**EXERCISE OBJECTIVE:** Set each entry down verbatim, omitting images.

**ENTRIES SUPPLIED:**
* Start *

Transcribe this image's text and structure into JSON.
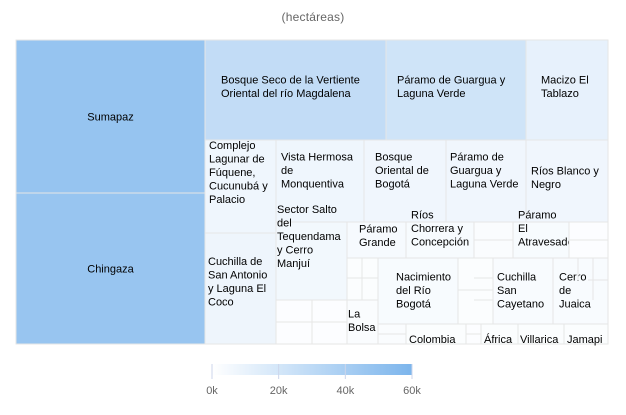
{
  "subtitle": "(hectáreas)",
  "chart_data": {
    "type": "treemap",
    "subtitle": "(hectáreas)",
    "color_axis": {
      "min": 0,
      "max": 60000,
      "ticks": [
        "0k",
        "20k",
        "40k",
        "60k"
      ],
      "min_color": "#ffffff",
      "max_color": "#7cb5ec"
    },
    "items": [
      {
        "name": "Sumapaz",
        "value": 48000
      },
      {
        "name": "Chingaza",
        "value": 47000
      },
      {
        "name": "Bosque Seco de la Vertiente Oriental del río Magdalena",
        "value": 28000
      },
      {
        "name": "Páramo de Guargua y Laguna Verde",
        "value": 22000
      },
      {
        "name": "Macizo El Tablazo",
        "value": 11000
      },
      {
        "name": "Complejo Lagunar de Fúquene, Cucunubá y Palacio",
        "value": 7500
      },
      {
        "name": "Vista Hermosa de Monquentiva",
        "value": 7500
      },
      {
        "name": "Bosque Oriental de Bogotá",
        "value": 7000
      },
      {
        "name": "Páramo de Guargua y Laguna Verde",
        "value": 7000
      },
      {
        "name": "Ríos Blanco y Negro",
        "value": 7000
      },
      {
        "name": "Cuchilla de San Antonio y Laguna El Coco",
        "value": 8000
      },
      {
        "name": "Sector Salto del Tequendama y Cerro Manjuí",
        "value": 6000
      },
      {
        "name": "Páramo Grande",
        "value": 4000
      },
      {
        "name": "Ríos Chorrera y Concepción",
        "value": 3500
      },
      {
        "name": "Páramo El Atravesado",
        "value": 3500
      },
      {
        "name": "Nacimiento del Río Bogotá",
        "value": 3500
      },
      {
        "name": "Cuchilla San Cayetano",
        "value": 3000
      },
      {
        "name": "Cerro de Juaica",
        "value": 3000
      },
      {
        "name": "La Bolsa",
        "value": 2500
      },
      {
        "name": "Colombia",
        "value": 2000
      },
      {
        "name": "África",
        "value": 1800
      },
      {
        "name": "Villarica",
        "value": 1800
      },
      {
        "name": "Jamapi",
        "value": 1800
      }
    ]
  }
}
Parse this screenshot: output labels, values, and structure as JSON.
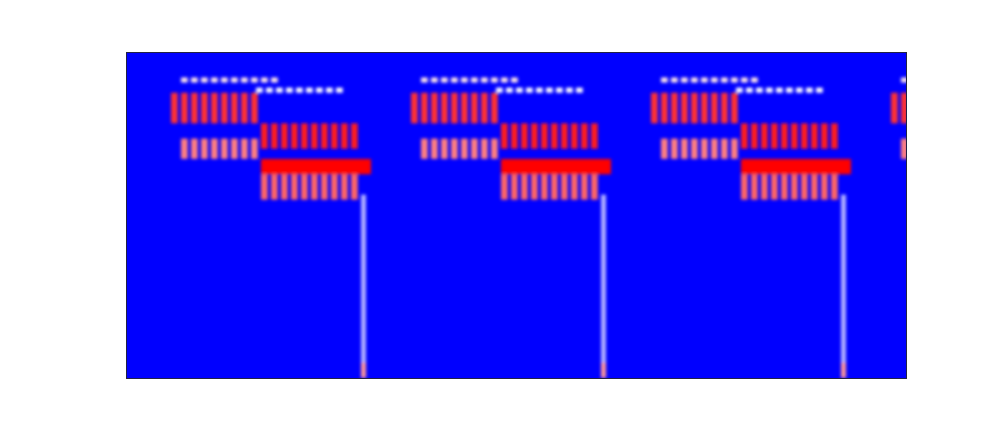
{
  "colors": {
    "background": "#0000ff",
    "hot": "#ff0000",
    "mid": "#ffffff",
    "frame": "#222244"
  },
  "chart_data": {
    "type": "heatmap",
    "colormap": [
      "#0000ff",
      "#ffffff",
      "#ff0000"
    ],
    "axes_visible": false,
    "grid": false,
    "legend": "none",
    "repeats": 4,
    "cols_per_repeat": 48,
    "rows": 64,
    "blocks": [
      {
        "row_start": 5,
        "row_end": 6,
        "col_start": 11,
        "col_end": 30,
        "value": 0.55,
        "stripe": true
      },
      {
        "row_start": 7,
        "row_end": 8,
        "col_start": 26,
        "col_end": 44,
        "value": 0.5,
        "stripe": true
      },
      {
        "row_start": 8,
        "row_end": 14,
        "col_start": 9,
        "col_end": 27,
        "value": 0.9,
        "stripe": true
      },
      {
        "row_start": 14,
        "row_end": 19,
        "col_start": 27,
        "col_end": 46,
        "value": 0.95,
        "stripe": true
      },
      {
        "row_start": 17,
        "row_end": 21,
        "col_start": 11,
        "col_end": 27,
        "value": 0.75,
        "stripe": true
      },
      {
        "row_start": 21,
        "row_end": 24,
        "col_start": 27,
        "col_end": 49,
        "value": 1.0,
        "stripe": false
      },
      {
        "row_start": 24,
        "row_end": 29,
        "col_start": 27,
        "col_end": 46,
        "value": 0.8,
        "stripe": true
      },
      {
        "row_start": 28,
        "row_end": 64,
        "col_start": 47,
        "col_end": 48,
        "value": 0.35,
        "stripe": false
      },
      {
        "row_start": 61,
        "row_end": 64,
        "col_start": 47,
        "col_end": 48,
        "value": 0.7,
        "stripe": false
      }
    ]
  }
}
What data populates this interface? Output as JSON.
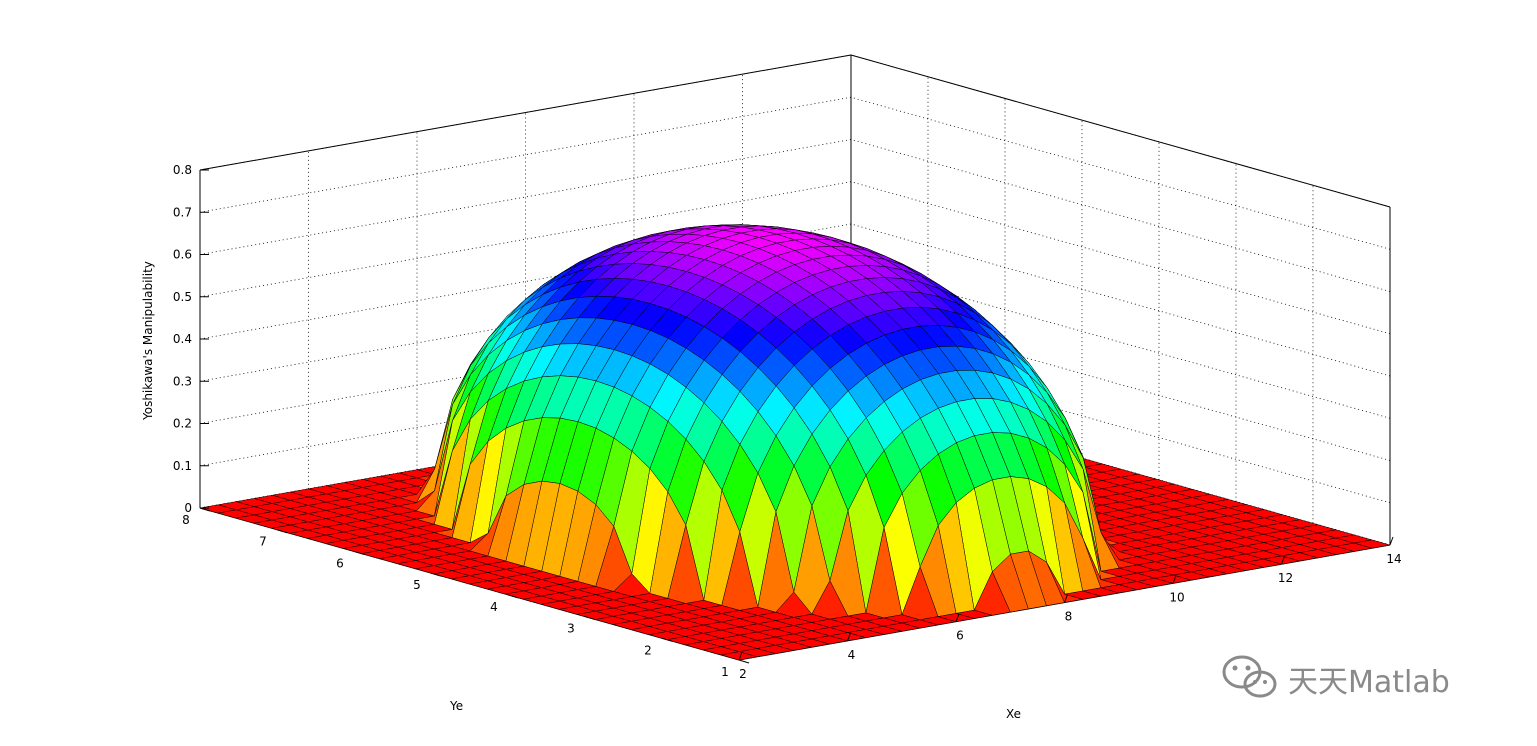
{
  "chart_data": {
    "type": "surface",
    "title": "",
    "xlabel": "Xe",
    "ylabel": "Ye",
    "zlabel": "Yoshikawa's Manipulability",
    "xlim": [
      2,
      14
    ],
    "ylim": [
      1,
      8
    ],
    "zlim": [
      0,
      0.8
    ],
    "x_ticks": [
      "2",
      "4",
      "6",
      "8",
      "10",
      "12",
      "14"
    ],
    "y_ticks": [
      "1",
      "2",
      "3",
      "4",
      "5",
      "6",
      "7",
      "8"
    ],
    "z_ticks": [
      "0",
      "0.1",
      "0.2",
      "0.3",
      "0.4",
      "0.5",
      "0.6",
      "0.7",
      "0.8"
    ],
    "grid": true,
    "colormap": "hsv",
    "surface": {
      "description_free": true,
      "peak_z": 0.7,
      "peak_x": 7.5,
      "peak_y": 4.5,
      "x_range": [
        2.5,
        13
      ],
      "y_range": [
        1,
        7.8
      ]
    }
  },
  "watermark": {
    "text": "天天Matlab",
    "icon": "wechat-icon"
  }
}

* End *

**SOLUTION TO THE EXERCISE:**
Transcribe this image's text and structure into JSON.
{
  "subtitle": "(hectáreas)",
  "chart_data": {
    "type": "treemap",
    "subtitle": "(hectáreas)",
    "color_axis": {
      "min": 0,
      "max": 60000,
      "ticks": [
        "0k",
        "20k",
        "40k",
        "60k"
      ],
      "min_color": "#ffffff",
      "max_color": "#7cb5ec"
    },
    "items": [
      {
        "name": "Sumapaz",
        "value": 48000
      },
      {
        "name": "Chingaza",
        "value": 47000
      },
      {
        "name": "Bosque Seco de la Vertiente Oriental del río Magdalena",
        "value": 28000
      },
      {
        "name": "Páramo de Guargua y Laguna Verde",
        "value": 22000
      },
      {
        "name": "Macizo El Tablazo",
        "value": 11000
      },
      {
        "name": "Complejo Lagunar de Fúquene, Cucunubá y Palacio",
        "value": 7500
      },
      {
        "name": "Vista Hermosa de Monquentiva",
        "value": 7500
      },
      {
        "name": "Bosque Oriental de Bogotá",
        "value": 7000
      },
      {
        "name": "Páramo de Guargua y Laguna Verde",
        "value": 7000
      },
      {
        "name": "Ríos Blanco y Negro",
        "value": 7000
      },
      {
        "name": "Cuchilla de San Antonio y Laguna El Coco",
        "value": 8000
      },
      {
        "name": "Sector Salto del Tequendama y Cerro Manjuí",
        "value": 6000
      },
      {
        "name": "Páramo Grande",
        "value": 4000
      },
      {
        "name": "Ríos Chorrera y Concepción",
        "value": 3500
      },
      {
        "name": "Páramo El Atravesado",
        "value": 3500
      },
      {
        "name": "Nacimiento del Río Bogotá",
        "value": 3500
      },
      {
        "name": "Cuchilla San Cayetano",
        "value": 3000
      },
      {
        "name": "Cerro de Juaica",
        "value": 3000
      },
      {
        "name": "La Bolsa",
        "value": 2500
      },
      {
        "name": "Colombia",
        "value": 2000
      },
      {
        "name": "África",
        "value": 1800
      },
      {
        "name": "Villarica",
        "value": 1800
      },
      {
        "name": "Jamapi",
        "value": 1800
      }
    ]
  }
}
Parse this screenshot: output labels, values, and structure as JSON.
{
  "colors": {
    "background": "#0000ff",
    "hot": "#ff0000",
    "mid": "#ffffff",
    "frame": "#222244"
  },
  "chart_data": {
    "type": "heatmap",
    "colormap": [
      "#0000ff",
      "#ffffff",
      "#ff0000"
    ],
    "axes_visible": false,
    "grid": false,
    "legend": "none",
    "repeats": 4,
    "cols_per_repeat": 48,
    "rows": 64,
    "blocks": [
      {
        "row_start": 5,
        "row_end": 6,
        "col_start": 11,
        "col_end": 30,
        "value": 0.55,
        "stripe": true
      },
      {
        "row_start": 7,
        "row_end": 8,
        "col_start": 26,
        "col_end": 44,
        "value": 0.5,
        "stripe": true
      },
      {
        "row_start": 8,
        "row_end": 14,
        "col_start": 9,
        "col_end": 27,
        "value": 0.9,
        "stripe": true
      },
      {
        "row_start": 14,
        "row_end": 19,
        "col_start": 27,
        "col_end": 46,
        "value": 0.95,
        "stripe": true
      },
      {
        "row_start": 17,
        "row_end": 21,
        "col_start": 11,
        "col_end": 27,
        "value": 0.75,
        "stripe": true
      },
      {
        "row_start": 21,
        "row_end": 24,
        "col_start": 27,
        "col_end": 49,
        "value": 1.0,
        "stripe": false
      },
      {
        "row_start": 24,
        "row_end": 29,
        "col_start": 27,
        "col_end": 46,
        "value": 0.8,
        "stripe": true
      },
      {
        "row_start": 28,
        "row_end": 64,
        "col_start": 47,
        "col_end": 48,
        "value": 0.35,
        "stripe": false
      },
      {
        "row_start": 61,
        "row_end": 64,
        "col_start": 47,
        "col_end": 48,
        "value": 0.7,
        "stripe": false
      }
    ]
  }
}
What data populates this interface? Output as JSON.
{
  "chart_data": {
    "type": "surface",
    "title": "",
    "xlabel": "Xe",
    "ylabel": "Ye",
    "zlabel": "Yoshikawa's Manipulability",
    "xlim": [
      2,
      14
    ],
    "ylim": [
      1,
      8
    ],
    "zlim": [
      0,
      0.8
    ],
    "x_ticks": [
      "2",
      "4",
      "6",
      "8",
      "10",
      "12",
      "14"
    ],
    "y_ticks": [
      "1",
      "2",
      "3",
      "4",
      "5",
      "6",
      "7",
      "8"
    ],
    "z_ticks": [
      "0",
      "0.1",
      "0.2",
      "0.3",
      "0.4",
      "0.5",
      "0.6",
      "0.7",
      "0.8"
    ],
    "grid": true,
    "colormap": "hsv",
    "surface": {
      "description_free": true,
      "peak_z": 0.7,
      "peak_x": 7.5,
      "peak_y": 4.5,
      "x_range": [
        2.5,
        13
      ],
      "y_range": [
        1,
        7.8
      ]
    }
  },
  "watermark": {
    "text": "天天Matlab",
    "icon": "wechat-icon"
  }
}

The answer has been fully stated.